## The problem:
Arrange the entries as a two-column CSV with the headers entry_text and answer, one row per entry, placing each value in a single quoted field with line breaks replaced by spaces. Begin at the line that contains "Patent image size: (510, 726)." and stop after the line that contains "The additional linear".

## Entries excerpted from a collection:
========================================================================

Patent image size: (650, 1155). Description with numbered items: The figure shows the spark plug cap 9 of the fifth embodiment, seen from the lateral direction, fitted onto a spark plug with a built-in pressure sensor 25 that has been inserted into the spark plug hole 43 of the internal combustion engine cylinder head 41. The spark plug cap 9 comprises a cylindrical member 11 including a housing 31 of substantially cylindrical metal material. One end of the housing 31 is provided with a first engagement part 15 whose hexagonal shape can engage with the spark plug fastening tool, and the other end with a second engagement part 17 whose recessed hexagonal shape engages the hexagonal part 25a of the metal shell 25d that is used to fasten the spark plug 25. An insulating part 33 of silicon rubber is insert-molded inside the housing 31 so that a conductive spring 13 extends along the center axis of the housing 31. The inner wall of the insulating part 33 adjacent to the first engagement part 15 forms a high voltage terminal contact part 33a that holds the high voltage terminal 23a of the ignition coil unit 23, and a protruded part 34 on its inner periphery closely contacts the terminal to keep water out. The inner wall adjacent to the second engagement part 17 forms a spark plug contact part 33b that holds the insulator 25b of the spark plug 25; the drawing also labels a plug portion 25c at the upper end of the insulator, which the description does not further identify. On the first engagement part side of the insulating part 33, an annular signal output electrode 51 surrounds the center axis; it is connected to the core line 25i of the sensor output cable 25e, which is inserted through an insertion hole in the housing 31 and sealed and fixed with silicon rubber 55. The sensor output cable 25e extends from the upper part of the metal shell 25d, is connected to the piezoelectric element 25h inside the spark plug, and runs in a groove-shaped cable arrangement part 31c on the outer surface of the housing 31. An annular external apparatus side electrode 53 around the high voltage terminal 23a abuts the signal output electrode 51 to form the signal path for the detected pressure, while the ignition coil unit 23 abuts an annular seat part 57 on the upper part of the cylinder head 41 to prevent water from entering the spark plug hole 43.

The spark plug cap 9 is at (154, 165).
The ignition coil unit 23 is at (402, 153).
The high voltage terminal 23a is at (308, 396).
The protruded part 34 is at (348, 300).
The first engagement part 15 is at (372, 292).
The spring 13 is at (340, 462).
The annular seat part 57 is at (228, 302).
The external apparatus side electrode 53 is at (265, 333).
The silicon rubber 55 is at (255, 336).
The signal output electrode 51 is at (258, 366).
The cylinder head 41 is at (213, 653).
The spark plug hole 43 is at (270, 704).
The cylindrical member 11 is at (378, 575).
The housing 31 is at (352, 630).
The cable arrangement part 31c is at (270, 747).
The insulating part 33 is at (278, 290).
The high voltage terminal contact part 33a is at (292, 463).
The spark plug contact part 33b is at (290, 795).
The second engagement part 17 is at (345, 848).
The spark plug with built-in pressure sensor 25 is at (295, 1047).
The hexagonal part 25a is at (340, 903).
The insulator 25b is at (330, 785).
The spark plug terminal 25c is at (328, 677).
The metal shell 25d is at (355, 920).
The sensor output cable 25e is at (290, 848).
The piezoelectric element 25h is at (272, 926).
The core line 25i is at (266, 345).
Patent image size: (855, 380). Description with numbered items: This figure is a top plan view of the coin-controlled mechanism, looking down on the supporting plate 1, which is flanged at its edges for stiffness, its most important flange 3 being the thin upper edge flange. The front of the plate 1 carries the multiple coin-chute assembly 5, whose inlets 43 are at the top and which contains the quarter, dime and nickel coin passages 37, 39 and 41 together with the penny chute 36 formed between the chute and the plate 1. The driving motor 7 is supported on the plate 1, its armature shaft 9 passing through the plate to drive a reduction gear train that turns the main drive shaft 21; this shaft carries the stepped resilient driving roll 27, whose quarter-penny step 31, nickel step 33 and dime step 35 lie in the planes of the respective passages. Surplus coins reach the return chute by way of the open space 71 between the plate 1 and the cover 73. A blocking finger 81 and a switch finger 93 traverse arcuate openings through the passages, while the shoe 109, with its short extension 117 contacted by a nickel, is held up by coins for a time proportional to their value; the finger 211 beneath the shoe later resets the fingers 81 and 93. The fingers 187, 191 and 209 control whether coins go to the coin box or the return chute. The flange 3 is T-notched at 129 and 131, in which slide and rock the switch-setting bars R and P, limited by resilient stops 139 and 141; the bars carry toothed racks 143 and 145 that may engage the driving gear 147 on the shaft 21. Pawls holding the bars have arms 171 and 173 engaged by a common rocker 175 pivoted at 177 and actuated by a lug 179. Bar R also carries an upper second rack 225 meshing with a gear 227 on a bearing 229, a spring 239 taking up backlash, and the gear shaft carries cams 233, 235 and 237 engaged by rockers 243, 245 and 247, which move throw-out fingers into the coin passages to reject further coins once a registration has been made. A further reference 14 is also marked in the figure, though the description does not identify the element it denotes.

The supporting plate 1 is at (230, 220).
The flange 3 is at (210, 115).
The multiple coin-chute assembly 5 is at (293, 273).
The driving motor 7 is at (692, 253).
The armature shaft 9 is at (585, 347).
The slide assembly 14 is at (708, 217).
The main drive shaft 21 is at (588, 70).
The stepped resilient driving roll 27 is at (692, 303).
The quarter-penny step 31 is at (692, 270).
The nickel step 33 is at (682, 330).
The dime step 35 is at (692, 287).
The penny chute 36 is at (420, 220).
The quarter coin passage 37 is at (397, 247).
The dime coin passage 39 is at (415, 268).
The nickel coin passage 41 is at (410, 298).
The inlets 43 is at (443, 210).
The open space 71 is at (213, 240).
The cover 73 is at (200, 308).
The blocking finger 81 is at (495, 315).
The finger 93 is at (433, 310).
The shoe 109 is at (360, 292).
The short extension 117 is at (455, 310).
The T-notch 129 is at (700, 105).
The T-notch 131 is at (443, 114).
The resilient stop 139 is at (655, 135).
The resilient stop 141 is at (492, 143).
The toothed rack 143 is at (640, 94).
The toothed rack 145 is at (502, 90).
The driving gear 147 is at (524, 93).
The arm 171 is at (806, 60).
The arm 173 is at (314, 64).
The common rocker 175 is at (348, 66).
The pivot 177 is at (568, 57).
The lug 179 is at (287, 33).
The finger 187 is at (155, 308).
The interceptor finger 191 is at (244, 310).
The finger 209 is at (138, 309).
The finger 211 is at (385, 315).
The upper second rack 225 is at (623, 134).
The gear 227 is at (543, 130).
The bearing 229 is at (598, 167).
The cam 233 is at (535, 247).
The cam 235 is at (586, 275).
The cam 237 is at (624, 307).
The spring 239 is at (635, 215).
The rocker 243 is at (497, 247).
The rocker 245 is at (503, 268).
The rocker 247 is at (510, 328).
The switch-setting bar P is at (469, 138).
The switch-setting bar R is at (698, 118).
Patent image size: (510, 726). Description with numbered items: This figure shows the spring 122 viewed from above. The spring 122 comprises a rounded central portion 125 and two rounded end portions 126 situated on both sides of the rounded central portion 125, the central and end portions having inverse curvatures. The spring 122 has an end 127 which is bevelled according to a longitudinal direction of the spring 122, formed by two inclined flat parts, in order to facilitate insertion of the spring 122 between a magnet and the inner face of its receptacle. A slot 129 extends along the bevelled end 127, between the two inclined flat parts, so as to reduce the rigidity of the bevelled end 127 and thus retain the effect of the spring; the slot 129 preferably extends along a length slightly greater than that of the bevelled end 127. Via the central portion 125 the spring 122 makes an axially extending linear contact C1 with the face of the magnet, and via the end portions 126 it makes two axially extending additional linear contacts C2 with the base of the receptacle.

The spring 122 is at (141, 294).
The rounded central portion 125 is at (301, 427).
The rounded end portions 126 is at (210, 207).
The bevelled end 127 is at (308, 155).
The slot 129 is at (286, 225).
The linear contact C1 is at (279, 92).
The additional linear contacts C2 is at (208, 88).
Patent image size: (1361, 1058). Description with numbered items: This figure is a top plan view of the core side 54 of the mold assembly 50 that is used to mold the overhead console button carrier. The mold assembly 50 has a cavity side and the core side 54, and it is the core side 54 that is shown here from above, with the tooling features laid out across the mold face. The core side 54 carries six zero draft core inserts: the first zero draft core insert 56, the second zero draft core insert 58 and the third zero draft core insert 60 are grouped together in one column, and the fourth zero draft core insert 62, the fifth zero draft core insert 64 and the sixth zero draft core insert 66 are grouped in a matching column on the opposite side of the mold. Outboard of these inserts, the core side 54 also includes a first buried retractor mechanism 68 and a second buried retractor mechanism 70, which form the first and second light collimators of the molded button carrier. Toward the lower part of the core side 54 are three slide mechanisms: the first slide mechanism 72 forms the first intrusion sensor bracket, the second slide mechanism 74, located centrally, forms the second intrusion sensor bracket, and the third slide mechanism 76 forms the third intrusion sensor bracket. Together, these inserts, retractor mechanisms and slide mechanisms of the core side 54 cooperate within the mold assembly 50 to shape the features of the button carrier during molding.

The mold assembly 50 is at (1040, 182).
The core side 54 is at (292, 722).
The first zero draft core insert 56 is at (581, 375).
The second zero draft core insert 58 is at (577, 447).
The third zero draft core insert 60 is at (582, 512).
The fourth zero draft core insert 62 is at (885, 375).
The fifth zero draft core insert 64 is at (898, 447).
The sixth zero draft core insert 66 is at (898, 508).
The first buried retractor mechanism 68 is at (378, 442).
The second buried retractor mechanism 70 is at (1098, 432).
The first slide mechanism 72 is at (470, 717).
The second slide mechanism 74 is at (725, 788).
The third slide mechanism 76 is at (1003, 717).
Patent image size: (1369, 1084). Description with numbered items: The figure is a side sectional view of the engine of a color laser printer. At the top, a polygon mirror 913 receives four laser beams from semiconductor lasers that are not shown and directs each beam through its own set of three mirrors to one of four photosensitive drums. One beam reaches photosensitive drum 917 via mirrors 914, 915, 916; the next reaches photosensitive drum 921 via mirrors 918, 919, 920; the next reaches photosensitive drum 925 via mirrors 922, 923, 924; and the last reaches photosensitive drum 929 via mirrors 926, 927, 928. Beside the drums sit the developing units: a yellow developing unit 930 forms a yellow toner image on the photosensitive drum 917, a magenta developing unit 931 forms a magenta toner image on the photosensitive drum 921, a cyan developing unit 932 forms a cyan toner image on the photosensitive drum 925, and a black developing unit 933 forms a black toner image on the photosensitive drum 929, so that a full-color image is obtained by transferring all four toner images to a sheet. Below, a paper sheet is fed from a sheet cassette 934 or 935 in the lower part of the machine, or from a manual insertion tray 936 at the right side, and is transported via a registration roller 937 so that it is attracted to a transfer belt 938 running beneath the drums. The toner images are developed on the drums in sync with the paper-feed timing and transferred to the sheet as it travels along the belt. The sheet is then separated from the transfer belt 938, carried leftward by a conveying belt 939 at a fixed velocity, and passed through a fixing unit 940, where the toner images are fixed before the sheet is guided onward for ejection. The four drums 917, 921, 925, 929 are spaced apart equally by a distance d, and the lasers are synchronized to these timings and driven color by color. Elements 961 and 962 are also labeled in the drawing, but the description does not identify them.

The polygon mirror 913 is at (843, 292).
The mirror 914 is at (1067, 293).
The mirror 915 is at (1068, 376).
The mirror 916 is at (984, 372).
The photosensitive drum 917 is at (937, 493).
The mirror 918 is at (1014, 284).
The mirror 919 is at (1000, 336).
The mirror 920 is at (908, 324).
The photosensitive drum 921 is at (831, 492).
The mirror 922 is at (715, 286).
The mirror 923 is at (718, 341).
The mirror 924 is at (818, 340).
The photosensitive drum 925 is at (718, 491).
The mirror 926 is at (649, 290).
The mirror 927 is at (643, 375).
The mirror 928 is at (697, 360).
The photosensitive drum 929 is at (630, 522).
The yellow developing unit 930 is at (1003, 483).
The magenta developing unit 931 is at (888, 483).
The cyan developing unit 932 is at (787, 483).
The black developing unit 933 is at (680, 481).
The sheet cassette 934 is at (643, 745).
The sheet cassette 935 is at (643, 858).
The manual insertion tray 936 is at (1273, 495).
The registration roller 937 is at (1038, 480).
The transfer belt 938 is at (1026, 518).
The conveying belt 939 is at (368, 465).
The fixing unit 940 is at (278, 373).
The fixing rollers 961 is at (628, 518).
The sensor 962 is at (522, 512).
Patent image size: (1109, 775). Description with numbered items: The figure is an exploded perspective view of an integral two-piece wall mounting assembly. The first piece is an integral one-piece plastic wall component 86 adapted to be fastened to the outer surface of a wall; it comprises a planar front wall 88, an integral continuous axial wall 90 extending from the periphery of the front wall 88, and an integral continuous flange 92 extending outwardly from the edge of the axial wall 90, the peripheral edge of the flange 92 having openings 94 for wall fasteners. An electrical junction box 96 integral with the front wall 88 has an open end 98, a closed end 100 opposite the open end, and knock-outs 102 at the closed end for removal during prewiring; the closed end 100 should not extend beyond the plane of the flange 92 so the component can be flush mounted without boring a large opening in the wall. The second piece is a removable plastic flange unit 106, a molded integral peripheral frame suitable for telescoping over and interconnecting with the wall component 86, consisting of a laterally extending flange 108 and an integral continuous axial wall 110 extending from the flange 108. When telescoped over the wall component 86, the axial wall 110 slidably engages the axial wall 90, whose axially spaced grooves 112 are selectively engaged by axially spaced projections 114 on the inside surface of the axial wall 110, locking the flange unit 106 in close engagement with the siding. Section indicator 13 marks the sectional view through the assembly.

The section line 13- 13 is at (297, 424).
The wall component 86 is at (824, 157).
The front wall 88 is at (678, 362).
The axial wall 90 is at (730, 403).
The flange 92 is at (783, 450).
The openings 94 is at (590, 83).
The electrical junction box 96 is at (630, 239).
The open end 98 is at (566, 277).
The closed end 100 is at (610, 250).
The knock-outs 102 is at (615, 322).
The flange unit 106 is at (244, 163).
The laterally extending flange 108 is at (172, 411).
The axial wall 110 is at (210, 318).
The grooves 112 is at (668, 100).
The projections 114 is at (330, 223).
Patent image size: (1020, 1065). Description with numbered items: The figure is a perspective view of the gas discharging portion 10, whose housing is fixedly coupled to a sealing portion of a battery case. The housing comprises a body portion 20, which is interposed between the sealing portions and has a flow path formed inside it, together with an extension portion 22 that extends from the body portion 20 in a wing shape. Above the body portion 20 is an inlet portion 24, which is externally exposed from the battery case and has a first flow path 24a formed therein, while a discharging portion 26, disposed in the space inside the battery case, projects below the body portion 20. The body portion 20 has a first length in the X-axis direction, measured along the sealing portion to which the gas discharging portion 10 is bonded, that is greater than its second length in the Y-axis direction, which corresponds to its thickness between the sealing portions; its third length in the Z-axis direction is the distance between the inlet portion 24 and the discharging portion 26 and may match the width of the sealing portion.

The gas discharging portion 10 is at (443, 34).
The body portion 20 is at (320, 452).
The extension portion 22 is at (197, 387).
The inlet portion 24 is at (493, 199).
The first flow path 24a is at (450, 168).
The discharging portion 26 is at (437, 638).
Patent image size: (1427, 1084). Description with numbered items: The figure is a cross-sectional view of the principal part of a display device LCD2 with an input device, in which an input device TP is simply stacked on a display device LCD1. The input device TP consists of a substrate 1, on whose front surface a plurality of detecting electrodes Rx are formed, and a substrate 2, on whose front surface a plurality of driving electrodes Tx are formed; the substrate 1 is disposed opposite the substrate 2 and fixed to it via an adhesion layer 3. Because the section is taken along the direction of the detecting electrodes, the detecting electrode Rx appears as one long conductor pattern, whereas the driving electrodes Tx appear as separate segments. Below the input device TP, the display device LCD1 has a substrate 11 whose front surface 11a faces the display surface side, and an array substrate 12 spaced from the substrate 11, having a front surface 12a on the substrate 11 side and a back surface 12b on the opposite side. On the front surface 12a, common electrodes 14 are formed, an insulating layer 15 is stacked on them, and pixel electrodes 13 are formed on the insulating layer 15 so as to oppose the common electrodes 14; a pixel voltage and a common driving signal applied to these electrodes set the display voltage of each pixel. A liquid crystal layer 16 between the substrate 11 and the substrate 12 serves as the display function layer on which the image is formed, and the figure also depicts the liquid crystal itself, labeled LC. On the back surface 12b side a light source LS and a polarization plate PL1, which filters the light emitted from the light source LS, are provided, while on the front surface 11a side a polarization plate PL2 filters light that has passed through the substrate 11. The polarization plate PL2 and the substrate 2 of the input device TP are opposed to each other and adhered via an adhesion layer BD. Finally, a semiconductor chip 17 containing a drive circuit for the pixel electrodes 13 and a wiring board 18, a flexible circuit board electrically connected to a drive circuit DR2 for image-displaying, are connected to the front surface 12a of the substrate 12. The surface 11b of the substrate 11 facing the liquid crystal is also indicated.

========================================================================

## Task result:
entry_text,answer
"Patent image size: (510, 726). Description with numbered items: This figure shows the spring 122 viewed from above. The spring 122 comprises a rounded central portion 125 and two rounded end portions 126 situated on both sides of the rounded central portion 125, the central and end portions having inverse curvatures. The spring 122 has an end 127 which is bevelled according to a longitudinal direction of the spring 122, formed by two inclined flat parts, in order to facilitate insertion of the spring 122 between a magnet and the inner face of its receptacle. A slot 129 extends along the bevelled end 127, between the two inclined flat parts, so as to reduce the rigidity of the bevelled end 127 and thus retain the effect of the spring; the slot 129 preferably extends along a length slightly greater than that of the bevelled end 127. Via the central portion 125 the spring 122 makes an axially extending linear contact C1 with the face of the magnet, and via the end portions 126 it makes two axially extending additional linear contacts C2 with the base of the receptacle.","The spring 122 is at (141, 294). The rounded central portion 125 is at (301, 427). The rounded end portions 126 is at (210, 207). The bevelled end 127 is at (308, 155). The slot 129 is at (286, 225). The linear contact C1 is at (279, 92). The additional linear contacts C2 is at (208, 88)."